What you will do
Could you write out the records below exactly as they appear?

Supplied material
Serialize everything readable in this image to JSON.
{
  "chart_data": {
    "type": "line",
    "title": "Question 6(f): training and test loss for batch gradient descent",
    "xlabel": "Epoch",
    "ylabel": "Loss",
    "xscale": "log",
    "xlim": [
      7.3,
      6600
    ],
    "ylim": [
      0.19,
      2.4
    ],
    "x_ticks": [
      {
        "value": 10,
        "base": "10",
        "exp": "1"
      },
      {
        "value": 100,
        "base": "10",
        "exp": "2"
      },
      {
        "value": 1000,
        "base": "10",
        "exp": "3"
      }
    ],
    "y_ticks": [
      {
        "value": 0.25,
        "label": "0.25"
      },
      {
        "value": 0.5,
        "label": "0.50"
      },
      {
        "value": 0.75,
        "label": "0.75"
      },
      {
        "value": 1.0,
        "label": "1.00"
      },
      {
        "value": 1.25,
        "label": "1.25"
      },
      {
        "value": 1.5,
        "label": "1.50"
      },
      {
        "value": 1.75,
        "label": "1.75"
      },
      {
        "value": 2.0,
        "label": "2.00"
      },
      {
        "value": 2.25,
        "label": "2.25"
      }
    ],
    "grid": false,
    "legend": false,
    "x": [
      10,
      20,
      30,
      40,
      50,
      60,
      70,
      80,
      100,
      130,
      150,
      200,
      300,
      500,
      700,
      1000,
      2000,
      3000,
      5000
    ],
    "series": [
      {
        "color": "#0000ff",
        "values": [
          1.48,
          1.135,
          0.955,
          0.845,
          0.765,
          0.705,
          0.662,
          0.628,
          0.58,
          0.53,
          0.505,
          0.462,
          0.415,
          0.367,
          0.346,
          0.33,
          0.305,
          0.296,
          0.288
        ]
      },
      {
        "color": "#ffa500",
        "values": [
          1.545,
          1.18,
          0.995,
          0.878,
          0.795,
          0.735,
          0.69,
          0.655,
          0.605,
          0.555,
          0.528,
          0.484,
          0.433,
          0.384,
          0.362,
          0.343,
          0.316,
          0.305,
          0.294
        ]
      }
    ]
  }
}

Finished answer
Serialize everything readable in this image to JSON.
{
  "chart_data": {
    "type": "line",
    "title": "Question 6(f): training and test loss for batch gradient descent",
    "xlabel": "Epoch",
    "ylabel": "Loss",
    "xscale": "log",
    "xlim": [
      7.3,
      6600
    ],
    "ylim": [
      0.19,
      2.4
    ],
    "x_ticks": [
      {
        "value": 10,
        "base": "10",
        "exp": "1"
      },
      {
        "value": 100,
        "base": "10",
        "exp": "2"
      },
      {
        "value": 1000,
        "base": "10",
        "exp": "3"
      }
    ],
    "y_ticks": [
      {
        "value": 0.25,
        "label": "0.25"
      },
      {
        "value": 0.5,
        "label": "0.50"
      },
      {
        "value": 0.75,
        "label": "0.75"
      },
      {
        "value": 1.0,
        "label": "1.00"
      },
      {
        "value": 1.25,
        "label": "1.25"
      },
      {
        "value": 1.5,
        "label": "1.50"
      },
      {
        "value": 1.75,
        "label": "1.75"
      },
      {
        "value": 2.0,
        "label": "2.00"
      },
      {
        "value": 2.25,
        "label": "2.25"
      }
    ],
    "grid": false,
    "legend": false,
    "x": [
      10,
      20,
      30,
      40,
      50,
      60,
      70,
      80,
      100,
      130,
      150,
      200,
      300,
      500,
      700,
      1000,
      2000,
      3000,
      5000
    ],
    "series": [
      {
        "color": "#0000ff",
        "values": [
          1.48,
          1.135,
          0.955,
          0.845,
          0.765,
          0.705,
          0.662,
          0.628,
          0.58,
          0.53,
          0.505,
          0.462,
          0.415,
          0.367,
          0.346,
          0.33,
          0.305,
          0.296,
          0.288
        ]
      },
      {
        "color": "#ffa500",
        "values": [
          1.545,
          1.18,
          0.995,
          0.878,
          0.795,
          0.735,
          0.69,
          0.655,
          0.605,
          0.555,
          0.528,
          0.484,
          0.433,
          0.384,
          0.362,
          0.343,
          0.316,
          0.305,
          0.294
        ]
      }
    ]
  }
}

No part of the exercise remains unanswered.